— Start of Given data —

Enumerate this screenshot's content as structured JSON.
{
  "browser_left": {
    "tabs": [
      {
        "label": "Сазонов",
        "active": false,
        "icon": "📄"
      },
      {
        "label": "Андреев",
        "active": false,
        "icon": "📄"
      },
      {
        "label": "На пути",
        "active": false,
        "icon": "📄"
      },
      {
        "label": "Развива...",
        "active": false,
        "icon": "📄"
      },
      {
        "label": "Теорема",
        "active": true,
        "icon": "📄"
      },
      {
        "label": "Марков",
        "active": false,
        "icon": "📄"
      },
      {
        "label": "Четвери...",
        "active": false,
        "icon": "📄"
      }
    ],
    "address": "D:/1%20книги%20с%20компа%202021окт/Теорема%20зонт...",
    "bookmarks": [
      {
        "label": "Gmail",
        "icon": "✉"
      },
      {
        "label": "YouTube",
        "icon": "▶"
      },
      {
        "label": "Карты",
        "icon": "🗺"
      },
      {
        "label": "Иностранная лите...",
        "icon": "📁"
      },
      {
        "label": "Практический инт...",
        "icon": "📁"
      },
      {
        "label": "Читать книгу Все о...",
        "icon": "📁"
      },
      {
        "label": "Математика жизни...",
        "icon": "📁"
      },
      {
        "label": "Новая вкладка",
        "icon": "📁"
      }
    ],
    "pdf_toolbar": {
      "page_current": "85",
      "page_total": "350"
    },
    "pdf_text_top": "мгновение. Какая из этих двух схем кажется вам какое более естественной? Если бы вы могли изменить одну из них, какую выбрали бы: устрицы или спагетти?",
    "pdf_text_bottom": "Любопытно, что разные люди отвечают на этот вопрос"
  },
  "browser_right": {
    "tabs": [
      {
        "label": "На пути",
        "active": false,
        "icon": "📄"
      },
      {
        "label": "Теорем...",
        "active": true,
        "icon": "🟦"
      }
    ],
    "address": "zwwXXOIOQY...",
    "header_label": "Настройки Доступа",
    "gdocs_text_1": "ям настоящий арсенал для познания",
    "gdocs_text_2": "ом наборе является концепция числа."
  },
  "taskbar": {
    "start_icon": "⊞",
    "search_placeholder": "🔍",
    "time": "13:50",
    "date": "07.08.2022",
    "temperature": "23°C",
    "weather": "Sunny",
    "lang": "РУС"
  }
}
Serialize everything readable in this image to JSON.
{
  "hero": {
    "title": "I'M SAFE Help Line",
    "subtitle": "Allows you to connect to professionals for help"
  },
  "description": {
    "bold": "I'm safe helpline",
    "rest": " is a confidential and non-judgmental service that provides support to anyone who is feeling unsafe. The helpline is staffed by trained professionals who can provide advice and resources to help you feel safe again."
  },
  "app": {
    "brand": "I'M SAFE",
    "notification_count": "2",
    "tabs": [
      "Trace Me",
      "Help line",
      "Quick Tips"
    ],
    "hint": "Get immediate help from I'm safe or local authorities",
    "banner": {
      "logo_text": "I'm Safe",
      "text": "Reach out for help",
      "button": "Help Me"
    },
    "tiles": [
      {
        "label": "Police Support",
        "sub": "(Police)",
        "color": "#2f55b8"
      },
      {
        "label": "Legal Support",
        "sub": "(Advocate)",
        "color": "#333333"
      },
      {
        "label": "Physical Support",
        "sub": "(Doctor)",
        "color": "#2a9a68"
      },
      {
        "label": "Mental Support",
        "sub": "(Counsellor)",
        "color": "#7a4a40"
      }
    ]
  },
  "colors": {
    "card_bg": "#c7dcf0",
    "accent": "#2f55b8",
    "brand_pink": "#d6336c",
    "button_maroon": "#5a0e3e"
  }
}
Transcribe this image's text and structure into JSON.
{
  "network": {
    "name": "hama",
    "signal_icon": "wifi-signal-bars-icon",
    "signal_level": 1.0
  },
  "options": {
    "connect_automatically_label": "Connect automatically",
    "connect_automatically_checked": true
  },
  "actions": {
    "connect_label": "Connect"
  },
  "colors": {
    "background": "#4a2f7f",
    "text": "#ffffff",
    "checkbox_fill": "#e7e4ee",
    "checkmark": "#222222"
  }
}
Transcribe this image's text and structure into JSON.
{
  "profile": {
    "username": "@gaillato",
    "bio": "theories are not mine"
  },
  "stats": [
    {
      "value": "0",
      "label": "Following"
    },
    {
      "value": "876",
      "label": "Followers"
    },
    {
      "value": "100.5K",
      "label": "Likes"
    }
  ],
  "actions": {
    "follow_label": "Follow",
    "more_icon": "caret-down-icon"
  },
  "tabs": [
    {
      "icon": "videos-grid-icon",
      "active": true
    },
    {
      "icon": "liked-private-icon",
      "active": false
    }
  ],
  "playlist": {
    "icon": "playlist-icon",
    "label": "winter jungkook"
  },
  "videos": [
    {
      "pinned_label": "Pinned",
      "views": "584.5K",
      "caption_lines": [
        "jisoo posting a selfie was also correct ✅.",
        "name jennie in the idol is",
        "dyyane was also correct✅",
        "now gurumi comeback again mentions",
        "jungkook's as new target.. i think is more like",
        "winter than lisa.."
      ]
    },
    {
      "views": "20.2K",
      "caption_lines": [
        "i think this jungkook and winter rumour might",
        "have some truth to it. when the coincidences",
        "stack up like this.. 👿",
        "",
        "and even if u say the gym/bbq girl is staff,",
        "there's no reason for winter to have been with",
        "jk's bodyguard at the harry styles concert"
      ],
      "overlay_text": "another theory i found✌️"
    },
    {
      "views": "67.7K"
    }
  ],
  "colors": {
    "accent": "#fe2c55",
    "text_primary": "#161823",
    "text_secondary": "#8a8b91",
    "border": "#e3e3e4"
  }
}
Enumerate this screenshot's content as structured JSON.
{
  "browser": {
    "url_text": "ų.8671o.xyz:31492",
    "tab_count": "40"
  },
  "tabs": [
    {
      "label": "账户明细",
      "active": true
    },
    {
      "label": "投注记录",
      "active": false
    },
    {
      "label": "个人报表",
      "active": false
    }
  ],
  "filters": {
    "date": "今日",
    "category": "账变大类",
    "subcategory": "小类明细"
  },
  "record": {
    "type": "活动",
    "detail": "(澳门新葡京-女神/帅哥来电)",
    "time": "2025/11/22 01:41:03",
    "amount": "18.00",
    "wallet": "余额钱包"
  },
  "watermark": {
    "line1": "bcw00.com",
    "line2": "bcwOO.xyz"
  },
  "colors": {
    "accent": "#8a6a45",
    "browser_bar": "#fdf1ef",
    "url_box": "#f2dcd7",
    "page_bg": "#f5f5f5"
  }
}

— End of Given data —

Exactly as written above, please repeat the entries.

Enumerate this screenshot's content as structured JSON.
{
  "browser_left": {
    "tabs": [
      {
        "label": "Сазонов",
        "active": false,
        "icon": "📄"
      },
      {
        "label": "Андреев",
        "active": false,
        "icon": "📄"
      },
      {
        "label": "На пути",
        "active": false,
        "icon": "📄"
      },
      {
        "label": "Развива...",
        "active": false,
        "icon": "📄"
      },
      {
        "label": "Теорема",
        "active": true,
        "icon": "📄"
      },
      {
        "label": "Марков",
        "active": false,
        "icon": "📄"
      },
      {
        "label": "Четвери...",
        "active": false,
        "icon": "📄"
      }
    ],
    "address": "D:/1%20книги%20с%20компа%202021окт/Теорема%20зонт...",
    "bookmarks": [
      {
        "label": "Gmail",
        "icon": "✉"
      },
      {
        "label": "YouTube",
        "icon": "▶"
      },
      {
        "label": "Карты",
        "icon": "🗺"
      },
      {
        "label": "Иностранная лите...",
        "icon": "📁"
      },
      {
        "label": "Практический инт...",
        "icon": "📁"
      },
      {
        "label": "Читать книгу Все о...",
        "icon": "📁"
      },
      {
        "label": "Математика жизни...",
        "icon": "📁"
      },
      {
        "label": "Новая вкладка",
        "icon": "📁"
      }
    ],
    "pdf_toolbar": {
      "page_current": "85",
      "page_total": "350"
    },
    "pdf_text_top": "мгновение. Какая из этих двух схем кажется вам какое более естественной? Если бы вы могли изменить одну из них, какую выбрали бы: устрицы или спагетти?",
    "pdf_text_bottom": "Любопытно, что разные люди отвечают на этот вопрос"
  },
  "browser_right": {
    "tabs": [
      {
        "label": "На пути",
        "active": false,
        "icon": "📄"
      },
      {
        "label": "Теорем...",
        "active": true,
        "icon": "🟦"
      }
    ],
    "address": "zwwXXOIOQY...",
    "header_label": "Настройки Доступа",
    "gdocs_text_1": "ям настоящий арсенал для познания",
    "gdocs_text_2": "ом наборе является концепция числа."
  },
  "taskbar": {
    "start_icon": "⊞",
    "search_placeholder": "🔍",
    "time": "13:50",
    "date": "07.08.2022",
    "temperature": "23°C",
    "weather": "Sunny",
    "lang": "РУС"
  }
}
Serialize everything readable in this image to JSON.
{
  "hero": {
    "title": "I'M SAFE Help Line",
    "subtitle": "Allows you to connect to professionals for help"
  },
  "description": {
    "bold": "I'm safe helpline",
    "rest": " is a confidential and non-judgmental service that provides support to anyone who is feeling unsafe. The helpline is staffed by trained professionals who can provide advice and resources to help you feel safe again."
  },
  "app": {
    "brand": "I'M SAFE",
    "notification_count": "2",
    "tabs": [
      "Trace Me",
      "Help line",
      "Quick Tips"
    ],
    "hint": "Get immediate help from I'm safe or local authorities",
    "banner": {
      "logo_text": "I'm Safe",
      "text": "Reach out for help",
      "button": "Help Me"
    },
    "tiles": [
      {
        "label": "Police Support",
        "sub": "(Police)",
        "color": "#2f55b8"
      },
      {
        "label": "Legal Support",
        "sub": "(Advocate)",
        "color": "#333333"
      },
      {
        "label": "Physical Support",
        "sub": "(Doctor)",
        "color": "#2a9a68"
      },
      {
        "label": "Mental Support",
        "sub": "(Counsellor)",
        "color": "#7a4a40"
      }
    ]
  },
  "colors": {
    "card_bg": "#c7dcf0",
    "accent": "#2f55b8",
    "brand_pink": "#d6336c",
    "button_maroon": "#5a0e3e"
  }
}
Transcribe this image's text and structure into JSON.
{
  "network": {
    "name": "hama",
    "signal_icon": "wifi-signal-bars-icon",
    "signal_level": 1.0
  },
  "options": {
    "connect_automatically_label": "Connect automatically",
    "connect_automatically_checked": true
  },
  "actions": {
    "connect_label": "Connect"
  },
  "colors": {
    "background": "#4a2f7f",
    "text": "#ffffff",
    "checkbox_fill": "#e7e4ee",
    "checkmark": "#222222"
  }
}
Transcribe this image's text and structure into JSON.
{
  "profile": {
    "username": "@gaillato",
    "bio": "theories are not mine"
  },
  "stats": [
    {
      "value": "0",
      "label": "Following"
    },
    {
      "value": "876",
      "label": "Followers"
    },
    {
      "value": "100.5K",
      "label": "Likes"
    }
  ],
  "actions": {
    "follow_label": "Follow",
    "more_icon": "caret-down-icon"
  },
  "tabs": [
    {
      "icon": "videos-grid-icon",
      "active": true
    },
    {
      "icon": "liked-private-icon",
      "active": false
    }
  ],
  "playlist": {
    "icon": "playlist-icon",
    "label": "winter jungkook"
  },
  "videos": [
    {
      "pinned_label": "Pinned",
      "views": "584.5K",
      "caption_lines": [
        "jisoo posting a selfie was also correct ✅.",
        "name jennie in the idol is",
        "dyyane was also correct✅",
        "now gurumi comeback again mentions",
        "jungkook's as new target.. i think is more like",
        "winter than lisa.."
      ]
    },
    {
      "views": "20.2K",
      "caption_lines": [
        "i think this jungkook and winter rumour might",
        "have some truth to it. when the coincidences",
        "stack up like this.. 👿",
        "",
        "and even if u say the gym/bbq girl is staff,",
        "there's no reason for winter to have been with",
        "jk's bodyguard at the harry styles concert"
      ],
      "overlay_text": "another theory i found✌️"
    },
    {
      "views": "67.7K"
    }
  ],
  "colors": {
    "accent": "#fe2c55",
    "text_primary": "#161823",
    "text_secondary": "#8a8b91",
    "border": "#e3e3e4"
  }
}
Enumerate this screenshot's content as structured JSON.
{
  "browser": {
    "url_text": "ų.8671o.xyz:31492",
    "tab_count": "40"
  },
  "tabs": [
    {
      "label": "账户明细",
      "active": true
    },
    {
      "label": "投注记录",
      "active": false
    },
    {
      "label": "个人报表",
      "active": false
    }
  ],
  "filters": {
    "date": "今日",
    "category": "账变大类",
    "subcategory": "小类明细"
  },
  "record": {
    "type": "活动",
    "detail": "(澳门新葡京-女神/帅哥来电)",
    "time": "2025/11/22 01:41:03",
    "amount": "18.00",
    "wallet": "余额钱包"
  },
  "watermark": {
    "line1": "bcw00.com",
    "line2": "bcwOO.xyz"
  },
  "colors": {
    "accent": "#8a6a45",
    "browser_bar": "#fdf1ef",
    "url_box": "#f2dcd7",
    "page_bg": "#f5f5f5"
  }
}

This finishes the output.